Work to do >>
a) In the patent interference opinion, answer these:
(i) What invention is in dispute?
(ii) On what date was the hearing before the Board of Patent Interferences held?
(iii) By what date did Kirschke contend he had actually reduced his invention to practice?
b) Pick up the patent interference opinion after its last sentence and write the next part.

Text passage >>
═══

FINDINGS, OPINION, AND JUDGMENT
This is an action under Tit. 35 U.S.C. Section 146 by a person dissatisfied with the decision of the Board of Patent Interferences on the question of priority to an invention. The invention in dispute is a self-cleaning combination dishwasher-oven. Defendant Lamar filed his application for a patent, serial no. 279,557, on May 10, 1963. Plaintiff Kirschke, General Electric's assignor, filed his application for a patent, serial no. 339,711, on January 23, 1964.
The competing patent applications were placed in interference and assigned Interference No. 94,529. The Board of Patent Interferences received evidence, considered the matter, and ruled the question of priority in favor of defendant. The issues decided in the interference proceeding were defined in three Counts:
The hearing before the Board of Patent Interferences was held on November 4, 1966. Defendant did not present testimony at the interference proceeding, but instead relied upon the filing date of his patent application as a constructive reduction to practice. Plaintiff Kirschke contended that he should prevail because he had actually reduced his invention to practice by June 8, 1962.

═══

Information shown >>
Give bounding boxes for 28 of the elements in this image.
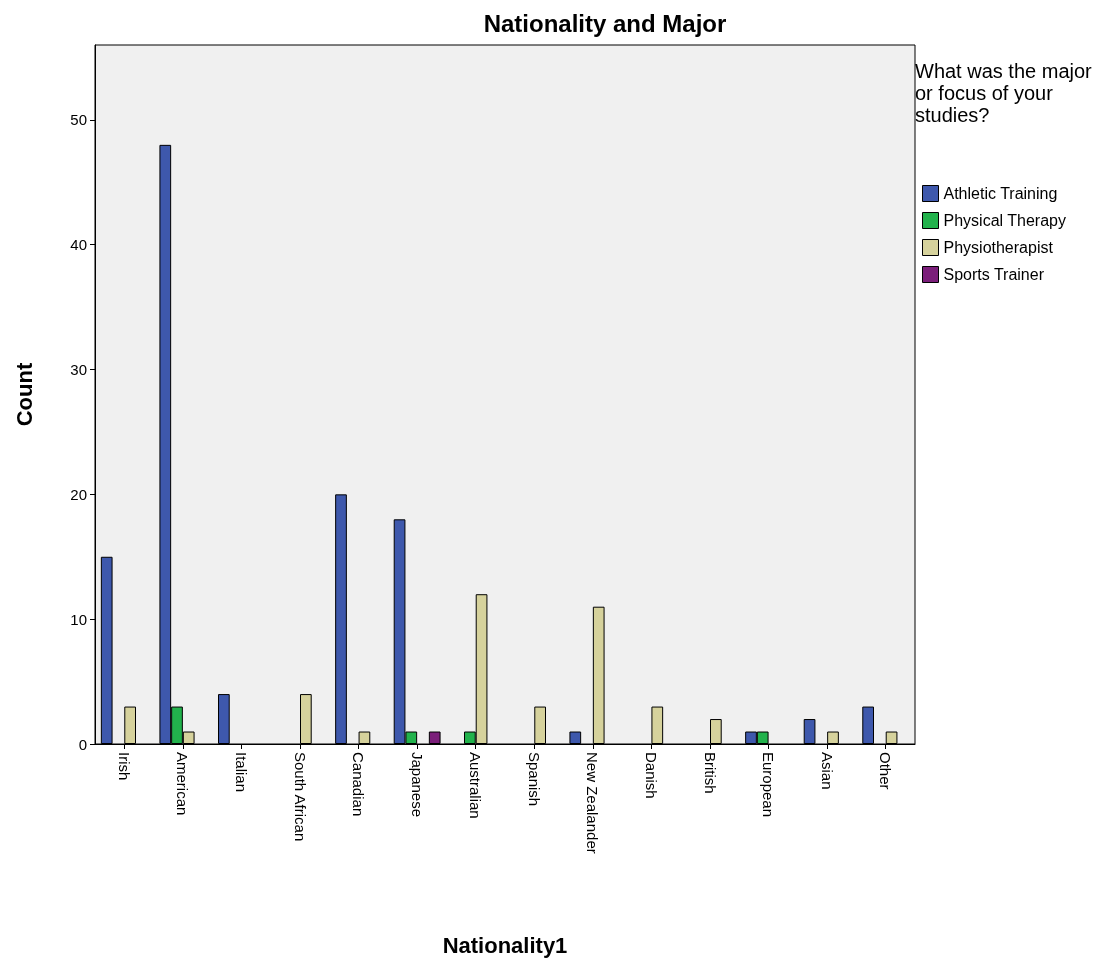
x-tick-label: Japanese bbox=[408, 752, 426, 818]
x-tick-label: New Zealander bbox=[584, 752, 602, 854]
legend-label: Athletic Training bbox=[943, 185, 1058, 202]
y-tick-label: 30 bbox=[70, 361, 87, 379]
y-axis-title: Count bbox=[11, 362, 37, 427]
legend-label: Sports Trainer bbox=[943, 266, 1045, 283]
chart-title: Nationality and Major bbox=[483, 9, 727, 37]
legend-title: What was the major or focus of your studies? bbox=[915, 60, 1098, 126]
legend-label: Physical Therapy bbox=[943, 212, 1066, 229]
x-tick-label: Australian bbox=[467, 752, 485, 819]
x-tick-label: Irish bbox=[115, 752, 133, 781]
x-tick-label: Canadian bbox=[350, 752, 368, 817]
x-tick-label: Asian bbox=[818, 752, 836, 790]
x-tick-label: Other bbox=[877, 752, 895, 790]
x-tick-label: Spanish bbox=[525, 752, 543, 807]
x-tick-label: American bbox=[174, 752, 192, 816]
y-tick-label: 40 bbox=[70, 236, 87, 254]
y-tick-label: 20 bbox=[70, 485, 87, 503]
y-tick-label: 10 bbox=[70, 610, 87, 628]
x-tick-label: Danish bbox=[642, 752, 660, 799]
y-tick-label: 50 bbox=[70, 111, 87, 129]
legend-label: Physiotherapist bbox=[943, 239, 1054, 256]
x-tick-label: South African bbox=[291, 752, 309, 842]
y-tick-label: 0 bbox=[78, 735, 87, 753]
x-tick-label: British bbox=[701, 752, 719, 794]
x-tick-label: European bbox=[760, 752, 778, 818]
x-axis-title: Nationality1 bbox=[442, 932, 568, 958]
x-tick-label: Italian bbox=[232, 752, 250, 793]
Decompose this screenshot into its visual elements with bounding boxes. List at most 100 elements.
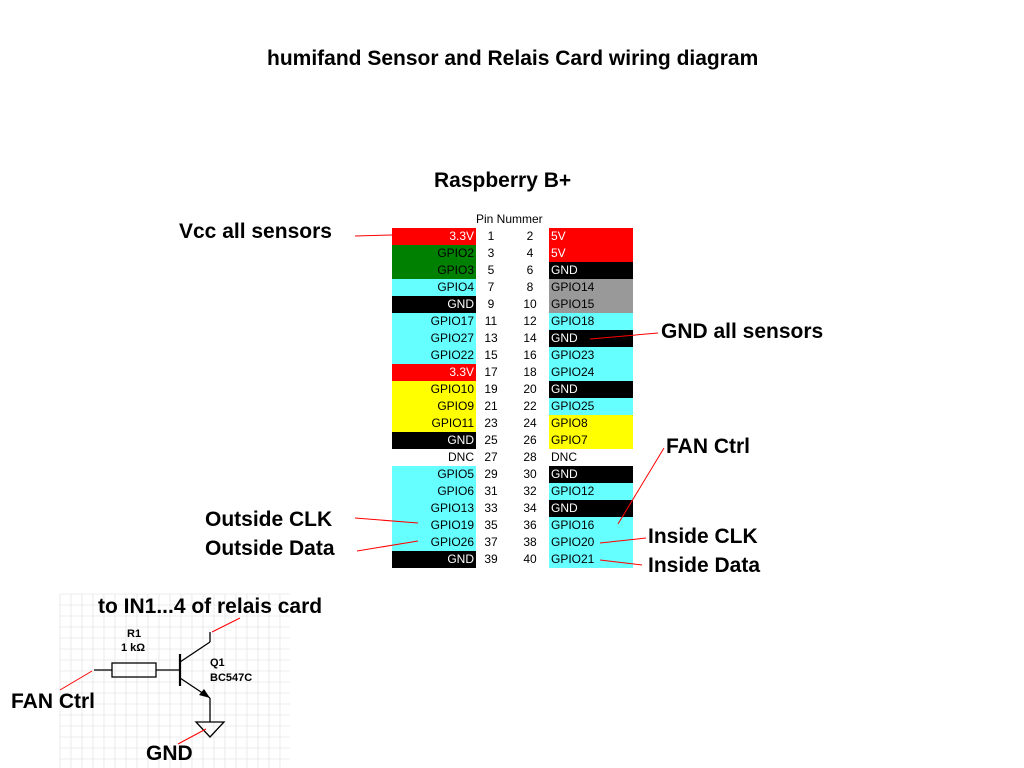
- pin-left-label: GPIO11: [392, 415, 476, 432]
- pin-number-left: 15: [484, 348, 498, 362]
- leader-vcc: [354, 234, 393, 237]
- leader-outside-clk: [354, 517, 419, 524]
- pin-number-right: 22: [523, 399, 537, 413]
- leader-schem-fan: [59, 670, 93, 691]
- pin-right-label: DNC: [549, 449, 633, 466]
- pin-number-left: 35: [484, 518, 498, 532]
- pin-right-label: GPIO20: [549, 534, 633, 551]
- pin-right-label: GPIO25: [549, 398, 633, 415]
- pin-number-right: 36: [523, 518, 537, 532]
- pin-number-right: 34: [523, 501, 537, 515]
- transistor-collector: [179, 641, 211, 663]
- pin-row: GPIO4 7 8 GPIO14: [392, 279, 633, 296]
- pin-number-right: 32: [523, 484, 537, 498]
- pin-number-right: 20: [523, 382, 537, 396]
- pin-right-label: GPIO8: [549, 415, 633, 432]
- pin-row: GPIO13 33 34 GND: [392, 500, 633, 517]
- pin-row: GND 9 10 GPIO15: [392, 296, 633, 313]
- emitter-arrow: [199, 689, 210, 698]
- pin-number-right: 40: [523, 552, 537, 566]
- pin-row: GPIO17 11 12 GPIO18: [392, 313, 633, 330]
- pin-number-left: 37: [484, 535, 498, 549]
- pin-number-right: 38: [523, 535, 537, 549]
- pin-number-right: 16: [523, 348, 537, 362]
- pin-number-right: 24: [523, 416, 537, 430]
- leader-relais: [211, 617, 241, 633]
- pin-number-right: 2: [526, 229, 534, 243]
- pin-number-left: 25: [484, 433, 498, 447]
- pin-row: GPIO2 3 4 5V: [392, 245, 633, 262]
- callout-inside-clk: Inside CLK: [648, 525, 758, 548]
- pin-number-left: 29: [484, 467, 498, 481]
- pin-number-right: 28: [523, 450, 537, 464]
- leader-schem-gnd: [177, 728, 207, 745]
- callout-fan-ctrl: FAN Ctrl: [666, 435, 750, 458]
- pin-number-left: 17: [484, 365, 498, 379]
- pin-number-left: 11: [484, 314, 498, 328]
- pin-left-label: GPIO2: [392, 245, 476, 262]
- pin-right-label: 5V: [549, 245, 633, 262]
- pin-row: GPIO3 5 6 GND: [392, 262, 633, 279]
- pin-row: GND 25 26 GPIO7: [392, 432, 633, 449]
- callout-outside-clk: Outside CLK: [205, 508, 333, 531]
- pin-left-label: GPIO4: [392, 279, 476, 296]
- pin-number-left: 13: [484, 331, 498, 345]
- schematic-gnd-label: GND: [146, 742, 193, 765]
- transistor-name: Q1: [210, 657, 225, 669]
- pin-number-right: 4: [526, 246, 534, 260]
- pin-right-label: GPIO18: [549, 313, 633, 330]
- pin-left-label: GPIO27: [392, 330, 476, 347]
- leader-fan: [617, 447, 665, 525]
- pin-left-label: GPIO26: [392, 534, 476, 551]
- pin-number-left: 9: [487, 297, 495, 311]
- pin-left-label: GPIO5: [392, 466, 476, 483]
- pin-number-left: 19: [484, 382, 498, 396]
- schematic-grid: [59, 593, 290, 768]
- pin-row: GPIO9 21 22 GPIO25: [392, 398, 633, 415]
- pin-left-label: GPIO19: [392, 517, 476, 534]
- pin-number-right: 30: [523, 467, 537, 481]
- pin-number-left: 1: [487, 229, 495, 243]
- pin-right-label: GND: [549, 500, 633, 517]
- pin-left-label: GPIO13: [392, 500, 476, 517]
- resistor-r1: [111, 662, 157, 678]
- callout-vcc: Vcc all sensors: [179, 220, 332, 243]
- pin-number-left: 39: [484, 552, 498, 566]
- resistor-value: 1 kΩ: [121, 642, 146, 654]
- pin-right-label: GPIO7: [549, 432, 633, 449]
- pin-number-left: 31: [484, 484, 498, 498]
- pin-right-label: GND: [549, 466, 633, 483]
- pin-row: GPIO19 35 36 GPIO16: [392, 517, 633, 534]
- callout-gnd: GND all sensors: [661, 320, 824, 343]
- pin-left-label: DNC: [392, 449, 476, 466]
- callout-inside-data: Inside Data: [648, 554, 761, 577]
- pin-number-right: 26: [523, 433, 537, 447]
- pin-row: GPIO22 15 16 GPIO23: [392, 347, 633, 364]
- pin-row: 3.3V 17 18 GPIO24: [392, 364, 633, 381]
- resistor-name: R1: [127, 628, 142, 640]
- board-name: Raspberry B+: [434, 169, 572, 192]
- pin-right-label: GPIO23: [549, 347, 633, 364]
- pin-number-right: 8: [526, 280, 534, 294]
- pin-left-label: GPIO6: [392, 483, 476, 500]
- pin-number-header: Pin Nummer: [476, 212, 543, 226]
- pin-number-left: 27: [484, 450, 498, 464]
- pin-left-label: GPIO3: [392, 262, 476, 279]
- pin-number-left: 5: [487, 263, 495, 277]
- pin-number-right: 10: [523, 297, 537, 311]
- pin-number-right: 6: [526, 263, 534, 277]
- pin-row: GPIO10 19 20 GND: [392, 381, 633, 398]
- pin-right-label: GPIO15: [549, 296, 633, 313]
- pin-number-right: 12: [523, 314, 537, 328]
- pin-left-label: GND: [392, 296, 476, 313]
- pin-right-label: GND: [549, 381, 633, 398]
- pin-row: 3.3V 1 2 5V: [392, 228, 633, 245]
- pin-left-label: GPIO9: [392, 398, 476, 415]
- pin-right-label: GPIO14: [549, 279, 633, 296]
- pin-number-left: 3: [487, 246, 495, 260]
- pin-left-label: GPIO17: [392, 313, 476, 330]
- leader-inside-clk: [599, 537, 647, 544]
- pin-left-label: 3.3V: [392, 364, 476, 381]
- diagram-title: humifand Sensor and Relais Card wiring d…: [267, 47, 759, 70]
- pin-right-label: GND: [549, 262, 633, 279]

═══

Answers for this exercise >>
a)
(i) A self-cleaning combination dishwasher-oven.
(ii) November 4, 1966.
(iii) June 8, 1962.

b)
Kirschke presented evidence at the interference proceeding that his idea of a combination dishwasher-oven came up several times at brainstorming sessions of engineers in General Electric's range department while he was the manager of that department. Kirschke related this idea to Raymond Dills, another General Electice engineer who was the manager of the Advanced Engineering Development Section. Dills, in turn, disclosed the idea to Paul Staples, an engineer in the range department, who suggested that two students in General Electric's Creative Engineering Program, Christian Charron and Lawrence Levine, be given the project of investigating the feasibility of this idea as their assignment under the program. This project was assigned to Charron and Levine early in 1962.
To test the feasibility of the project, Charron and Levine constructed two units. Unit No. 5093 was coated with an interior coating of teflon and was equipped with a spray arm dishwashing mechanism. Unit No. 5105 was coated with an interior coating of sodium silicate and was equipped with an impeller dishwashing mechanism. Staples assisted in the construction and testing of these units, both in the actual physical construction and testing of the machine and by the procurement of necessary parts and materials. Staples testified at the interference proceeding that he had seen the machines wash dishes and that he had requested a baking test on the oven the results of which were reported in Kirschke's exhibit 9.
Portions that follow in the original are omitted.